◆ **Directions for this task**: Copy all lines below containing "subscript".

◆ **Records shown**:

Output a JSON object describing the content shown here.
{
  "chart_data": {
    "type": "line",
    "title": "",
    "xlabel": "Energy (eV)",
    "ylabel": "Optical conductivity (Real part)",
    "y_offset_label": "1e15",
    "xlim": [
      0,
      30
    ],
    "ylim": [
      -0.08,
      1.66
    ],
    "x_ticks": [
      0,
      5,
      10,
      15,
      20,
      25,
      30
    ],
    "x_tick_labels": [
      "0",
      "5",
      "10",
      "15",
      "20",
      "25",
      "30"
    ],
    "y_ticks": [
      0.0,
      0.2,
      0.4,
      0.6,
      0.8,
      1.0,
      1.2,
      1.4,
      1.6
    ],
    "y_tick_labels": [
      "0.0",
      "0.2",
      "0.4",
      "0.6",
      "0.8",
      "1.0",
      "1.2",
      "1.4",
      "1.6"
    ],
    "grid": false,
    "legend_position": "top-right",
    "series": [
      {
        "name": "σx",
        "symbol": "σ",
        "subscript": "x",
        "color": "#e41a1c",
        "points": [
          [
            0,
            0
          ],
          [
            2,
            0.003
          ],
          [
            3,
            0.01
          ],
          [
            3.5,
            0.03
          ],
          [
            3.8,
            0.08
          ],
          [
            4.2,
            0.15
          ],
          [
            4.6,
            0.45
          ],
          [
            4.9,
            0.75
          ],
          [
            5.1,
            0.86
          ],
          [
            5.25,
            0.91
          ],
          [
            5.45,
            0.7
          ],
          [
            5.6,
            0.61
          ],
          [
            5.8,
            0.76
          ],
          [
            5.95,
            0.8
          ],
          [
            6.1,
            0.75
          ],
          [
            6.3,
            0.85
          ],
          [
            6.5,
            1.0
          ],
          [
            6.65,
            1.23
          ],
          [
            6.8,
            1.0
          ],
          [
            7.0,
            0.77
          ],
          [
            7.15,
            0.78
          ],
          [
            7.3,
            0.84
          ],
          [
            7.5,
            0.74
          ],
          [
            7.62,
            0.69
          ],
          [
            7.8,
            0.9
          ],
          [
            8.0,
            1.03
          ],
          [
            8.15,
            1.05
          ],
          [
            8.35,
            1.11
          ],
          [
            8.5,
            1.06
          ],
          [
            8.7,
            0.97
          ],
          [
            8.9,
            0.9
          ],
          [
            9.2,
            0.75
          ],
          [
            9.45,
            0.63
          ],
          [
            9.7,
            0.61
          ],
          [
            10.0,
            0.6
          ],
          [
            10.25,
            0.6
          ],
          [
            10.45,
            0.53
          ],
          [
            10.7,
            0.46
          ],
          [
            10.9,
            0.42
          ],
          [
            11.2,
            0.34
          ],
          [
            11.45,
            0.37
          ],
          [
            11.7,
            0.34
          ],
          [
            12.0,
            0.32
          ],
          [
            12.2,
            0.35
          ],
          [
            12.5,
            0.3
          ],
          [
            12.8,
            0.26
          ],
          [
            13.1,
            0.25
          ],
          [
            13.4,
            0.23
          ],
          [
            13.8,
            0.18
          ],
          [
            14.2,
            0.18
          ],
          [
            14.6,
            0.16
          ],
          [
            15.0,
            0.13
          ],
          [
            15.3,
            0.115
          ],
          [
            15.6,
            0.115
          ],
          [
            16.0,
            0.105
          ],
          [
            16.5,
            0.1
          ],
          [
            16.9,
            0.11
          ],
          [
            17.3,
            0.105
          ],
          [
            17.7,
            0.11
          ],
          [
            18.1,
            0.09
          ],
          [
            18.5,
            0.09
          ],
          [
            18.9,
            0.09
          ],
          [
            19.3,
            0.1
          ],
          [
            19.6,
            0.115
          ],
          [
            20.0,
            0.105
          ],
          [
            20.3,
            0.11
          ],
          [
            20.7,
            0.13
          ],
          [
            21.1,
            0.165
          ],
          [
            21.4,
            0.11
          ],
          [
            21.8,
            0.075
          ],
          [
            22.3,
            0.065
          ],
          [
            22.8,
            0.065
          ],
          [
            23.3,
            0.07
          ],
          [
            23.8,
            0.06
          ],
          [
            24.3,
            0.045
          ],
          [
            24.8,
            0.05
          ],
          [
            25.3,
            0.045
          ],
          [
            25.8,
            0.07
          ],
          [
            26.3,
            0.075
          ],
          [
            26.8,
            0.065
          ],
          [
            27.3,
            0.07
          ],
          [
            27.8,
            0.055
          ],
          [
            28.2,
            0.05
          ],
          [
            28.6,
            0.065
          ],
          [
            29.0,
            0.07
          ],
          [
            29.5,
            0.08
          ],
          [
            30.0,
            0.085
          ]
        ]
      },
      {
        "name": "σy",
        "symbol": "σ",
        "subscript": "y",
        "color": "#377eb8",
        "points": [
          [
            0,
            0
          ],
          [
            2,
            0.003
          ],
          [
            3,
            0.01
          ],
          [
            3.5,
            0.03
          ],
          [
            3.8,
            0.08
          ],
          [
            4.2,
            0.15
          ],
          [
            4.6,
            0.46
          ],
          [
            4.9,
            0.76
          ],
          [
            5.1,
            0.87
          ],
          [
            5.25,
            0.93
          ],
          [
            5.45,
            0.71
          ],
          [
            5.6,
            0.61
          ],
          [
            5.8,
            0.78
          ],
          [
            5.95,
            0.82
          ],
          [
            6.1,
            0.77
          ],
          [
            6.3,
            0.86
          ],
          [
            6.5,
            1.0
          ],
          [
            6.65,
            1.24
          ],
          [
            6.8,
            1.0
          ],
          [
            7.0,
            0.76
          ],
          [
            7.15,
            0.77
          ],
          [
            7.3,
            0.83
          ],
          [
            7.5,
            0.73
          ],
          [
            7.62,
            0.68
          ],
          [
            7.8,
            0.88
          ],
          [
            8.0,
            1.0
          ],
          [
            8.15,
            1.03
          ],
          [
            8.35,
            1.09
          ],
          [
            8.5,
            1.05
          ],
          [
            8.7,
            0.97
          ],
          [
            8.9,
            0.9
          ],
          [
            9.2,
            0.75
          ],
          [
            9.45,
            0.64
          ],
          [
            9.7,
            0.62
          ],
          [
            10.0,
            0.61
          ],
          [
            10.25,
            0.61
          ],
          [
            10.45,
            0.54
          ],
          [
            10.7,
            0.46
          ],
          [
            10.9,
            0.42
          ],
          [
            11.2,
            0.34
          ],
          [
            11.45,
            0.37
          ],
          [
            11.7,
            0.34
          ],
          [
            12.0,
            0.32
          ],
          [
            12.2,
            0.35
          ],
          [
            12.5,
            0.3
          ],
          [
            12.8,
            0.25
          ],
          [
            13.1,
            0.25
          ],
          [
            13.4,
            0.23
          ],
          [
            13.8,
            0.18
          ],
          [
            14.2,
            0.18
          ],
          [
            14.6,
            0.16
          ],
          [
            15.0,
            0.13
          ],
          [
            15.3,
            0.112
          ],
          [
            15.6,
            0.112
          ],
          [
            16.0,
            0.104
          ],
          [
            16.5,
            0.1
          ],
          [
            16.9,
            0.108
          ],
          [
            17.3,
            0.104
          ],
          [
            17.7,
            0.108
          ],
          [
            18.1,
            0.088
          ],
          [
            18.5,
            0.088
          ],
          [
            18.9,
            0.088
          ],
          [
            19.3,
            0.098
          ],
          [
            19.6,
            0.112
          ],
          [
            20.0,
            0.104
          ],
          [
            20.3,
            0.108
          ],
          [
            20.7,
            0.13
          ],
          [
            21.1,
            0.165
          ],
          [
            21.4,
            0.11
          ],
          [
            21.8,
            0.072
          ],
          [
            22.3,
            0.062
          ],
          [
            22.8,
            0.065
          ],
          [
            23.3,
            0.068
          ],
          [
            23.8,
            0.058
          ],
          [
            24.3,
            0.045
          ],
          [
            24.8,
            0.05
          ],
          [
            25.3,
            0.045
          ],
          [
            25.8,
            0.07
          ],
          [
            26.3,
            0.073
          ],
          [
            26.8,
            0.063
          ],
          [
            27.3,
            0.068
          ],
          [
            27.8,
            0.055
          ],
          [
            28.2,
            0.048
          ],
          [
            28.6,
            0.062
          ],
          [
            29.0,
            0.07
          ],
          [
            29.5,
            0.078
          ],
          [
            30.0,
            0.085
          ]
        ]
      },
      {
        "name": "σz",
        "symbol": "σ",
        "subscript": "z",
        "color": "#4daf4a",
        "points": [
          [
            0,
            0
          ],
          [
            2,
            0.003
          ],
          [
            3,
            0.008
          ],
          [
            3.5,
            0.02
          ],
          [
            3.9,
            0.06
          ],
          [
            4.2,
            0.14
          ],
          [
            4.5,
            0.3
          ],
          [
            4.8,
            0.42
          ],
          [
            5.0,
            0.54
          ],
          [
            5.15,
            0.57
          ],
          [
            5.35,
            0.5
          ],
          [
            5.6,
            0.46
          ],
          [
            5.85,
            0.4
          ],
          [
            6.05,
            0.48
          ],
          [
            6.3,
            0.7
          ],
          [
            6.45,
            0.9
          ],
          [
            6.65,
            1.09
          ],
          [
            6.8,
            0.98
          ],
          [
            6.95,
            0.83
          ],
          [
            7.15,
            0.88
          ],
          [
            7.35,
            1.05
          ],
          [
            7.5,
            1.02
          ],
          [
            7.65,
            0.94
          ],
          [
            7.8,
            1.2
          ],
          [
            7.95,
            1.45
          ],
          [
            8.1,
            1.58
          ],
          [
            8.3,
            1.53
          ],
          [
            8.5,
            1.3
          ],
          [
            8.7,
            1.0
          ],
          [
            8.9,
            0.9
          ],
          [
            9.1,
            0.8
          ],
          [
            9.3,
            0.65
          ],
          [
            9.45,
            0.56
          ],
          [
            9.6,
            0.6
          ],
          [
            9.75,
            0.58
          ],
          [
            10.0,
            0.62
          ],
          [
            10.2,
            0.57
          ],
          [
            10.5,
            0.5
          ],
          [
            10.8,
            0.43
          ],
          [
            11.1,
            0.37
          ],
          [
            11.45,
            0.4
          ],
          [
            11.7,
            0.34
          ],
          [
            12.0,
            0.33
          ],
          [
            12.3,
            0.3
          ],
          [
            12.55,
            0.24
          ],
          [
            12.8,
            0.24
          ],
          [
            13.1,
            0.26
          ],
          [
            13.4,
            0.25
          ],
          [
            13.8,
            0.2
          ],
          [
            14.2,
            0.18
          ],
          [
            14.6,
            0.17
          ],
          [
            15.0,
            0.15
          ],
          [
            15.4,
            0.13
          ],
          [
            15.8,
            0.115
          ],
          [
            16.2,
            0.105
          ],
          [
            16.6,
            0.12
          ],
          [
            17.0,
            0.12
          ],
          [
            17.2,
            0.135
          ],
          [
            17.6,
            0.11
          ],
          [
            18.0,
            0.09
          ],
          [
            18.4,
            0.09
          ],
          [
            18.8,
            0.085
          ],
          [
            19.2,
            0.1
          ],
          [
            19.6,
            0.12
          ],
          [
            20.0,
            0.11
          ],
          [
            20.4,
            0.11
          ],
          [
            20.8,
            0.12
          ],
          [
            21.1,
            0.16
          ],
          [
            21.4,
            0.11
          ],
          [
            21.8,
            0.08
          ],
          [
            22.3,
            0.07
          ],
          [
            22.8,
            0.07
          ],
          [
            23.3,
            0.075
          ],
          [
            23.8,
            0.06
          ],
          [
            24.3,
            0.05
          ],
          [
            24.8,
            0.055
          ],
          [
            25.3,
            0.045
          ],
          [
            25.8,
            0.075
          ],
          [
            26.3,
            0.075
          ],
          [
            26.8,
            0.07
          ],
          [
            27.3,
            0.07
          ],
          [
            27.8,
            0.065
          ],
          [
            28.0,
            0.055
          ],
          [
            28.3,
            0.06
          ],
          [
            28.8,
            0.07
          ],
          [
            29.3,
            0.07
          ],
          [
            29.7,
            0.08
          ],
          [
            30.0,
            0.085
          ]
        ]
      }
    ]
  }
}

◆ **Result of the task**:
        "subscript": "x",
        "subscript": "y",
        "subscript": "z",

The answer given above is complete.